SET TASK:
Repeat every record below exactly as it appears.

SOURCE RECORDS:
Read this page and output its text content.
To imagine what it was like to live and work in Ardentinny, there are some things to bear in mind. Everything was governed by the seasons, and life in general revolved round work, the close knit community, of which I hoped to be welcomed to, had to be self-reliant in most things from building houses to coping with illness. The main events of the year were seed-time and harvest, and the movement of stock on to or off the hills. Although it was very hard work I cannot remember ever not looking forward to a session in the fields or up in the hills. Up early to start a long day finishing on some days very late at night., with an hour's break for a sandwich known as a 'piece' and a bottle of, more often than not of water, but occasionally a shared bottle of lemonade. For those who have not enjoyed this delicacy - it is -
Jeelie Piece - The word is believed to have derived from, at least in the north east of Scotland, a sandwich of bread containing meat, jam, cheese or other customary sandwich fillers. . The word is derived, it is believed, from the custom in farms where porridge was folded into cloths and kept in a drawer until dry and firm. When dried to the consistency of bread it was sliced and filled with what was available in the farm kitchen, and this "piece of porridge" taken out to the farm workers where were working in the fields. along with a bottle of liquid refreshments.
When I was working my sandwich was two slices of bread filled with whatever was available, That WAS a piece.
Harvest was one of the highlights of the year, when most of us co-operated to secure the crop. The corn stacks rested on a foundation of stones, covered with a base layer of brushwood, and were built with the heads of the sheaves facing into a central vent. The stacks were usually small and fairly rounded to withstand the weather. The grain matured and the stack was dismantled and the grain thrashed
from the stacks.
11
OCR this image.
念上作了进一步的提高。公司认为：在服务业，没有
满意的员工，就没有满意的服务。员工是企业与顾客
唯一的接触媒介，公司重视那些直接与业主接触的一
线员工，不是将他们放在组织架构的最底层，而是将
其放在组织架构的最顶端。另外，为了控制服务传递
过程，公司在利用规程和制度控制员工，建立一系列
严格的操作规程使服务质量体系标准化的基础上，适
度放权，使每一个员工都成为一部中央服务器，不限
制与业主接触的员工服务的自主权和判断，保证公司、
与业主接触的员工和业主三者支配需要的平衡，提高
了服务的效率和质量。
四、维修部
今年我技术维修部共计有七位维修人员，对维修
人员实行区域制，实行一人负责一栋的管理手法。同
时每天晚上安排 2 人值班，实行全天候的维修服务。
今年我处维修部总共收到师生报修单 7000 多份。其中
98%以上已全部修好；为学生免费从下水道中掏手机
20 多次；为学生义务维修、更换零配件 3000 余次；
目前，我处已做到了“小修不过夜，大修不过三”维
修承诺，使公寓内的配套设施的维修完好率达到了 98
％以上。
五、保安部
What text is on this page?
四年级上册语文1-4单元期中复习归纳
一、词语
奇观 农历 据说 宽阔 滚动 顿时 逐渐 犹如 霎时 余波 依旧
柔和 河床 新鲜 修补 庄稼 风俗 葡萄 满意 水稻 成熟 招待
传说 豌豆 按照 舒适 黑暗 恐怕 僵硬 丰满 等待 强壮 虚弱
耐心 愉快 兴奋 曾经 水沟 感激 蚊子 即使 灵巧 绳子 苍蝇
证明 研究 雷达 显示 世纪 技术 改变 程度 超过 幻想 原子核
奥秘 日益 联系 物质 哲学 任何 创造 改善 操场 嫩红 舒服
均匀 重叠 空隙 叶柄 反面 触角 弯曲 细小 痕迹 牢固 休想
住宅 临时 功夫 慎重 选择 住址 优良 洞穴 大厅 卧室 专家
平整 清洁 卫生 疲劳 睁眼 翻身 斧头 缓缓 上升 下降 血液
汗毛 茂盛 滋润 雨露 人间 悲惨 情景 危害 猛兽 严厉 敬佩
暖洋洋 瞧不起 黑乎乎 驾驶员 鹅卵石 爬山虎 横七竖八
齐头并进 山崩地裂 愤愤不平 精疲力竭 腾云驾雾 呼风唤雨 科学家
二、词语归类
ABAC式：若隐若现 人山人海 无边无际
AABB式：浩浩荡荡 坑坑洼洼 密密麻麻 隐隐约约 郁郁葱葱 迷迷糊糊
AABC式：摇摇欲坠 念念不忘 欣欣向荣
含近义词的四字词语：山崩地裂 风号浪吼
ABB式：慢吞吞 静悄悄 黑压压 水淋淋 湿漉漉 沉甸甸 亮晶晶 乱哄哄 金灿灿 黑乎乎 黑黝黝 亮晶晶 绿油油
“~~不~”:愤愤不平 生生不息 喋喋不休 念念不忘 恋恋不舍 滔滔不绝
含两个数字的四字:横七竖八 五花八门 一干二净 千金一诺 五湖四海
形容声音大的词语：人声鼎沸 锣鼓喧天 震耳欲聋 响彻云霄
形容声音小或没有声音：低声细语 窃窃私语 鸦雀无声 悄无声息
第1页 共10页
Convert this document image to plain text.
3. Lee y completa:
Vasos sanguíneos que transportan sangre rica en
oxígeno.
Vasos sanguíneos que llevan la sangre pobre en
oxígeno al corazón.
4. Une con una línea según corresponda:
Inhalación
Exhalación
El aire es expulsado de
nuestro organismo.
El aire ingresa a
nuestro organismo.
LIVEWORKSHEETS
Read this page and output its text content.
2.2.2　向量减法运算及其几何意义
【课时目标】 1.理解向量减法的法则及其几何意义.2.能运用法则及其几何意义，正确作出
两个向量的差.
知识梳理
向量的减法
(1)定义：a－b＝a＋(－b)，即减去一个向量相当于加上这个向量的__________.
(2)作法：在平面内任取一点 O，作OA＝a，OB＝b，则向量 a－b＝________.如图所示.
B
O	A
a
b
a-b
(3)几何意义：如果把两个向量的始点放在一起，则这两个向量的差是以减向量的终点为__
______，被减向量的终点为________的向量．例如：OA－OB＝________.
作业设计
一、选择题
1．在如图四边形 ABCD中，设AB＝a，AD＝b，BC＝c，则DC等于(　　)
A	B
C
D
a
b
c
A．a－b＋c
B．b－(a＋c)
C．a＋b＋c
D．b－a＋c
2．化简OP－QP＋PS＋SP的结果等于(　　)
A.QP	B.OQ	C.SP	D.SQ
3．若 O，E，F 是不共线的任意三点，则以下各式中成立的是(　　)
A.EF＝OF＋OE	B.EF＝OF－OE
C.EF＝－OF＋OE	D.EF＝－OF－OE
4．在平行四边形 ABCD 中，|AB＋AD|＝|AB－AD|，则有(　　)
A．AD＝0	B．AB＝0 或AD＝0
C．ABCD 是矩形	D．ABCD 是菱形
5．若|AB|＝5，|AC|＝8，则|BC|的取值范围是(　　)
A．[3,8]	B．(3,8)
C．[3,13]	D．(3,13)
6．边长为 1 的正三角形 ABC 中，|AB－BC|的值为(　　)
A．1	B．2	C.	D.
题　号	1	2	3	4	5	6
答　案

IN RESPONSE:
Read this page and output its text content.
To imagine what it was like to live and work in Ardentinny, there are some things to bear in mind. Everything was governed by the seasons, and life in general revolved round work, the close knit community, of which I hoped to be welcomed to, had to be self-reliant in most things from building houses to coping with illness. The main events of the year were seed-time and harvest, and the movement of stock on to or off the hills. Although it was very hard work I cannot remember ever not looking forward to a session in the fields or up in the hills. Up early to start a long day finishing on some days very late at night., with an hour's break for a sandwich known as a 'piece' and a bottle of, more often than not of water, but occasionally a shared bottle of lemonade. For those who have not enjoyed this delicacy - it is -
Jeelie Piece - The word is believed to have derived from, at least in the north east of Scotland, a sandwich of bread containing meat, jam, cheese or other customary sandwich fillers. . The word is derived, it is believed, from the custom in farms where porridge was folded into cloths and kept in a drawer until dry and firm. When dried to the consistency of bread it was sliced and filled with what was available in the farm kitchen, and this "piece of porridge" taken out to the farm workers where were working in the fields. along with a bottle of liquid refreshments.
When I was working my sandwich was two slices of bread filled with whatever was available, That WAS a piece.
Harvest was one of the highlights of the year, when most of us co-operated to secure the crop. The corn stacks rested on a foundation of stones, covered with a base layer of brushwood, and were built with the heads of the sheaves facing into a central vent. The stacks were usually small and fairly rounded to withstand the weather. The grain matured and the stack was dismantled and the grain thrashed
from the stacks.
11
OCR this image.
念上作了进一步的提高。公司认为：在服务业，没有
满意的员工，就没有满意的服务。员工是企业与顾客
唯一的接触媒介，公司重视那些直接与业主接触的一
线员工，不是将他们放在组织架构的最底层，而是将
其放在组织架构的最顶端。另外，为了控制服务传递
过程，公司在利用规程和制度控制员工，建立一系列
严格的操作规程使服务质量体系标准化的基础上，适
度放权，使每一个员工都成为一部中央服务器，不限
制与业主接触的员工服务的自主权和判断，保证公司、
与业主接触的员工和业主三者支配需要的平衡，提高
了服务的效率和质量。
四、维修部
今年我技术维修部共计有七位维修人员，对维修
人员实行区域制，实行一人负责一栋的管理手法。同
时每天晚上安排 2 人值班，实行全天候的维修服务。
今年我处维修部总共收到师生报修单 7000 多份。其中
98%以上已全部修好；为学生免费从下水道中掏手机
20 多次；为学生义务维修、更换零配件 3000 余次；
目前，我处已做到了“小修不过夜，大修不过三”维
修承诺，使公寓内的配套设施的维修完好率达到了 98
％以上。
五、保安部
What text is on this page?
四年级上册语文1-4单元期中复习归纳
一、词语
奇观 农历 据说 宽阔 滚动 顿时 逐渐 犹如 霎时 余波 依旧
柔和 河床 新鲜 修补 庄稼 风俗 葡萄 满意 水稻 成熟 招待
传说 豌豆 按照 舒适 黑暗 恐怕 僵硬 丰满 等待 强壮 虚弱
耐心 愉快 兴奋 曾经 水沟 感激 蚊子 即使 灵巧 绳子 苍蝇
证明 研究 雷达 显示 世纪 技术 改变 程度 超过 幻想 原子核
奥秘 日益 联系 物质 哲学 任何 创造 改善 操场 嫩红 舒服
均匀 重叠 空隙 叶柄 反面 触角 弯曲 细小 痕迹 牢固 休想
住宅 临时 功夫 慎重 选择 住址 优良 洞穴 大厅 卧室 专家
平整 清洁 卫生 疲劳 睁眼 翻身 斧头 缓缓 上升 下降 血液
汗毛 茂盛 滋润 雨露 人间 悲惨 情景 危害 猛兽 严厉 敬佩
暖洋洋 瞧不起 黑乎乎 驾驶员 鹅卵石 爬山虎 横七竖八
齐头并进 山崩地裂 愤愤不平 精疲力竭 腾云驾雾 呼风唤雨 科学家
二、词语归类
ABAC式：若隐若现 人山人海 无边无际
AABB式：浩浩荡荡 坑坑洼洼 密密麻麻 隐隐约约 郁郁葱葱 迷迷糊糊
AABC式：摇摇欲坠 念念不忘 欣欣向荣
含近义词的四字词语：山崩地裂 风号浪吼
ABB式：慢吞吞 静悄悄 黑压压 水淋淋 湿漉漉 沉甸甸 亮晶晶 乱哄哄 金灿灿 黑乎乎 黑黝黝 亮晶晶 绿油油
“~~不~”:愤愤不平 生生不息 喋喋不休 念念不忘 恋恋不舍 滔滔不绝
含两个数字的四字:横七竖八 五花八门 一干二净 千金一诺 五湖四海
形容声音大的词语：人声鼎沸 锣鼓喧天 震耳欲聋 响彻云霄
形容声音小或没有声音：低声细语 窃窃私语 鸦雀无声 悄无声息
第1页 共10页
Convert this document image to plain text.
3. Lee y completa:
Vasos sanguíneos que transportan sangre rica en
oxígeno.
Vasos sanguíneos que llevan la sangre pobre en
oxígeno al corazón.
4. Une con una línea según corresponda:
Inhalación
Exhalación
El aire es expulsado de
nuestro organismo.
El aire ingresa a
nuestro organismo.
LIVEWORKSHEETS
Read this page and output its text content.
2.2.2　向量减法运算及其几何意义
【课时目标】 1.理解向量减法的法则及其几何意义.2.能运用法则及其几何意义，正确作出
两个向量的差.
知识梳理
向量的减法
(1)定义：a－b＝a＋(－b)，即减去一个向量相当于加上这个向量的__________.
(2)作法：在平面内任取一点 O，作OA＝a，OB＝b，则向量 a－b＝________.如图所示.
B
O	A
a
b
a-b
(3)几何意义：如果把两个向量的始点放在一起，则这两个向量的差是以减向量的终点为__
______，被减向量的终点为________的向量．例如：OA－OB＝________.
作业设计
一、选择题
1．在如图四边形 ABCD中，设AB＝a，AD＝b，BC＝c，则DC等于(　　)
A	B
C
D
a
b
c
A．a－b＋c
B．b－(a＋c)
C．a＋b＋c
D．b－a＋c
2．化简OP－QP＋PS＋SP的结果等于(　　)
A.QP	B.OQ	C.SP	D.SQ
3．若 O，E，F 是不共线的任意三点，则以下各式中成立的是(　　)
A.EF＝OF＋OE	B.EF＝OF－OE
C.EF＝－OF＋OE	D.EF＝－OF－OE
4．在平行四边形 ABCD 中，|AB＋AD|＝|AB－AD|，则有(　　)
A．AD＝0	B．AB＝0 或AD＝0
C．ABCD 是矩形	D．ABCD 是菱形
5．若|AB|＝5，|AC|＝8，则|BC|的取值范围是(　　)
A．[3,8]	B．(3,8)
C．[3,13]	D．(3,13)
6．边长为 1 的正三角形 ABC 中，|AB－BC|的值为(　　)
A．1	B．2	C.	D.
题　号	1	2	3	4	5	6
答　案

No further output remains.